__Data for this exercise__.

^^^^^^^^^^^^^^^^

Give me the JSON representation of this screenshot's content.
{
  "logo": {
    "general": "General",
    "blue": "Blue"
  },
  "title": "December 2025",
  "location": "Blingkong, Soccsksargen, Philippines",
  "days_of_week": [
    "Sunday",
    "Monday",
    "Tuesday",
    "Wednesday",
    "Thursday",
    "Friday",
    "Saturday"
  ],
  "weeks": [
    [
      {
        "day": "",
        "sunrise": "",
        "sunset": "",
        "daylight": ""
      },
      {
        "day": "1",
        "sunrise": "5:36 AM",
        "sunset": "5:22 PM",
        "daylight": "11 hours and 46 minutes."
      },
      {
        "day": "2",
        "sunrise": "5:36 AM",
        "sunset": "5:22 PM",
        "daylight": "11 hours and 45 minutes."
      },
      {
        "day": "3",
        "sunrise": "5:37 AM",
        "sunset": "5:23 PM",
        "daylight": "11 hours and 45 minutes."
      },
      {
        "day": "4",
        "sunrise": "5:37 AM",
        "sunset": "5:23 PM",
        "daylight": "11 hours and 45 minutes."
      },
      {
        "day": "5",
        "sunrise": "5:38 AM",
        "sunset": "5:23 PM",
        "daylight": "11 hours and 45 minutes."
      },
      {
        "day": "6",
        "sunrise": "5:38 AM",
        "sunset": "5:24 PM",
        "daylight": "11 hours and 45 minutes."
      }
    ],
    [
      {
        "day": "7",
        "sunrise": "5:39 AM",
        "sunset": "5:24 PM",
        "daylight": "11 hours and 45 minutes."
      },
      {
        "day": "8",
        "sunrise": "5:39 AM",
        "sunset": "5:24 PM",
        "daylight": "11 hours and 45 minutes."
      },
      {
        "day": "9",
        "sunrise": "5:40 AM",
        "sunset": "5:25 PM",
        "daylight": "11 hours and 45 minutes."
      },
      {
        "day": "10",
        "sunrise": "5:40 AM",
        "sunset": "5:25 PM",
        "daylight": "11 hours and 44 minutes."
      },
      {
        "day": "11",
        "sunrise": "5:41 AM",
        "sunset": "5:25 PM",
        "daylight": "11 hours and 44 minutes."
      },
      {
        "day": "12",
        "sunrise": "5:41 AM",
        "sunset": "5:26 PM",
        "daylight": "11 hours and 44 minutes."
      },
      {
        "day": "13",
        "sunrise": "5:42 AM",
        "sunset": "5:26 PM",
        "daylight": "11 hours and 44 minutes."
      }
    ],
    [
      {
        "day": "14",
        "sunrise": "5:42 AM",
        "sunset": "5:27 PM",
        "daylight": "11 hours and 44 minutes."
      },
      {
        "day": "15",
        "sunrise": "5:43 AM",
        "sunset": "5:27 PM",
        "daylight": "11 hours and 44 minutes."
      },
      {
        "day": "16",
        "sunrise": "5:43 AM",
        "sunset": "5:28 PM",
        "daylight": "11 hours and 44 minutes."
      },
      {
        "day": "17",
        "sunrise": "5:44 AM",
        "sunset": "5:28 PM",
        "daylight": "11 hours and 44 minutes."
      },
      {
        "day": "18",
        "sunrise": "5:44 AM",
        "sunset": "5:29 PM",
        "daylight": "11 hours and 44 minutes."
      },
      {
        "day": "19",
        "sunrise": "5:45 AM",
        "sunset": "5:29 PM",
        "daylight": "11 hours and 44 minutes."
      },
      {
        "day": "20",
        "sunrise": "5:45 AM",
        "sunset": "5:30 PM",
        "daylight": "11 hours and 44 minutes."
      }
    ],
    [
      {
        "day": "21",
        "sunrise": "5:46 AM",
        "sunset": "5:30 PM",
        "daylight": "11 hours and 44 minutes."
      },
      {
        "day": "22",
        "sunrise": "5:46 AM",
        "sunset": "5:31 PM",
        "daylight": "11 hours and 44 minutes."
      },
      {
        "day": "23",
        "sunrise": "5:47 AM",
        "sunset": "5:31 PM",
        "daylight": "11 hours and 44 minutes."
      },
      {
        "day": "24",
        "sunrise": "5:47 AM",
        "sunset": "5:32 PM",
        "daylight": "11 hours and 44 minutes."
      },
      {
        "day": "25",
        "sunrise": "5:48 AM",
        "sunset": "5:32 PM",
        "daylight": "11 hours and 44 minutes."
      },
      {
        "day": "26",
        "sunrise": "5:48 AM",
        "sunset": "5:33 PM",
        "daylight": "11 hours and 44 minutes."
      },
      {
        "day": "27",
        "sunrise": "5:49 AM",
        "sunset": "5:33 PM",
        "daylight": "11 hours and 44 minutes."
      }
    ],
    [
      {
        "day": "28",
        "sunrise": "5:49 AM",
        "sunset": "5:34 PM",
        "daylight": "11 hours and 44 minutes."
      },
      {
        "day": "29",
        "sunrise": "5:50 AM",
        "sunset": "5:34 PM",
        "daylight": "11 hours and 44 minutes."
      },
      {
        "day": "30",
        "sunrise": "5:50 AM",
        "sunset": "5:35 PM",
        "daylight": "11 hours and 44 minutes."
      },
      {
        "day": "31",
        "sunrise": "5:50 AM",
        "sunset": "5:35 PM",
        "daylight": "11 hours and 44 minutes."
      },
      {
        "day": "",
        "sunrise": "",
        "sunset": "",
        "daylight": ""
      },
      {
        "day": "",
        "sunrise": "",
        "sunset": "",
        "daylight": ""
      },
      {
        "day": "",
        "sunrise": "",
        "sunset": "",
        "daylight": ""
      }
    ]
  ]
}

^^^^^^^^^^^^^^^^

__Task to complete__.
Extract every entry above as it appears.

__The response__.
Give me the JSON representation of this screenshot's content.
{
  "logo": {
    "general": "General",
    "blue": "Blue"
  },
  "title": "December 2025",
  "location": "Blingkong, Soccsksargen, Philippines",
  "days_of_week": [
    "Sunday",
    "Monday",
    "Tuesday",
    "Wednesday",
    "Thursday",
    "Friday",
    "Saturday"
  ],
  "weeks": [
    [
      {
        "day": "",
        "sunrise": "",
        "sunset": "",
        "daylight": ""
      },
      {
        "day": "1",
        "sunrise": "5:36 AM",
        "sunset": "5:22 PM",
        "daylight": "11 hours and 46 minutes."
      },
      {
        "day": "2",
        "sunrise": "5:36 AM",
        "sunset": "5:22 PM",
        "daylight": "11 hours and 45 minutes."
      },
      {
        "day": "3",
        "sunrise": "5:37 AM",
        "sunset": "5:23 PM",
        "daylight": "11 hours and 45 minutes."
      },
      {
        "day": "4",
        "sunrise": "5:37 AM",
        "sunset": "5:23 PM",
        "daylight": "11 hours and 45 minutes."
      },
      {
        "day": "5",
        "sunrise": "5:38 AM",
        "sunset": "5:23 PM",
        "daylight": "11 hours and 45 minutes."
      },
      {
        "day": "6",
        "sunrise": "5:38 AM",
        "sunset": "5:24 PM",
        "daylight": "11 hours and 45 minutes."
      }
    ],
    [
      {
        "day": "7",
        "sunrise": "5:39 AM",
        "sunset": "5:24 PM",
        "daylight": "11 hours and 45 minutes."
      },
      {
        "day": "8",
        "sunrise": "5:39 AM",
        "sunset": "5:24 PM",
        "daylight": "11 hours and 45 minutes."
      },
      {
        "day": "9",
        "sunrise": "5:40 AM",
        "sunset": "5:25 PM",
        "daylight": "11 hours and 45 minutes."
      },
      {
        "day": "10",
        "sunrise": "5:40 AM",
        "sunset": "5:25 PM",
        "daylight": "11 hours and 44 minutes."
      },
      {
        "day": "11",
        "sunrise": "5:41 AM",
        "sunset": "5:25 PM",
        "daylight": "11 hours and 44 minutes."
      },
      {
        "day": "12",
        "sunrise": "5:41 AM",
        "sunset": "5:26 PM",
        "daylight": "11 hours and 44 minutes."
      },
      {
        "day": "13",
        "sunrise": "5:42 AM",
        "sunset": "5:26 PM",
        "daylight": "11 hours and 44 minutes."
      }
    ],
    [
      {
        "day": "14",
        "sunrise": "5:42 AM",
        "sunset": "5:27 PM",
        "daylight": "11 hours and 44 minutes."
      },
      {
        "day": "15",
        "sunrise": "5:43 AM",
        "sunset": "5:27 PM",
        "daylight": "11 hours and 44 minutes."
      },
      {
        "day": "16",
        "sunrise": "5:43 AM",
        "sunset": "5:28 PM",
        "daylight": "11 hours and 44 minutes."
      },
      {
        "day": "17",
        "sunrise": "5:44 AM",
        "sunset": "5:28 PM",
        "daylight": "11 hours and 44 minutes."
      },
      {
        "day": "18",
        "sunrise": "5:44 AM",
        "sunset": "5:29 PM",
        "daylight": "11 hours and 44 minutes."
      },
      {
        "day": "19",
        "sunrise": "5:45 AM",
        "sunset": "5:29 PM",
        "daylight": "11 hours and 44 minutes."
      },
      {
        "day": "20",
        "sunrise": "5:45 AM",
        "sunset": "5:30 PM",
        "daylight": "11 hours and 44 minutes."
      }
    ],
    [
      {
        "day": "21",
        "sunrise": "5:46 AM",
        "sunset": "5:30 PM",
        "daylight": "11 hours and 44 minutes."
      },
      {
        "day": "22",
        "sunrise": "5:46 AM",
        "sunset": "5:31 PM",
        "daylight": "11 hours and 44 minutes."
      },
      {
        "day": "23",
        "sunrise": "5:47 AM",
        "sunset": "5:31 PM",
        "daylight": "11 hours and 44 minutes."
      },
      {
        "day": "24",
        "sunrise": "5:47 AM",
        "sunset": "5:32 PM",
        "daylight": "11 hours and 44 minutes."
      },
      {
        "day": "25",
        "sunrise": "5:48 AM",
        "sunset": "5:32 PM",
        "daylight": "11 hours and 44 minutes."
      },
      {
        "day": "26",
        "sunrise": "5:48 AM",
        "sunset": "5:33 PM",
        "daylight": "11 hours and 44 minutes."
      },
      {
        "day": "27",
        "sunrise": "5:49 AM",
        "sunset": "5:33 PM",
        "daylight": "11 hours and 44 minutes."
      }
    ],
    [
      {
        "day": "28",
        "sunrise": "5:49 AM",
        "sunset": "5:34 PM",
        "daylight": "11 hours and 44 minutes."
      },
      {
        "day": "29",
        "sunrise": "5:50 AM",
        "sunset": "5:34 PM",
        "daylight": "11 hours and 44 minutes."
      },
      {
        "day": "30",
        "sunrise": "5:50 AM",
        "sunset": "5:35 PM",
        "daylight": "11 hours and 44 minutes."
      },
      {
        "day": "31",
        "sunrise": "5:50 AM",
        "sunset": "5:35 PM",
        "daylight": "11 hours and 44 minutes."
      },
      {
        "day": "",
        "sunrise": "",
        "sunset": "",
        "daylight": ""
      },
      {
        "day": "",
        "sunrise": "",
        "sunset": "",
        "daylight": ""
      },
      {
        "day": "",
        "sunrise": "",
        "sunset": "",
        "daylight": ""
      }
    ]
  ]
}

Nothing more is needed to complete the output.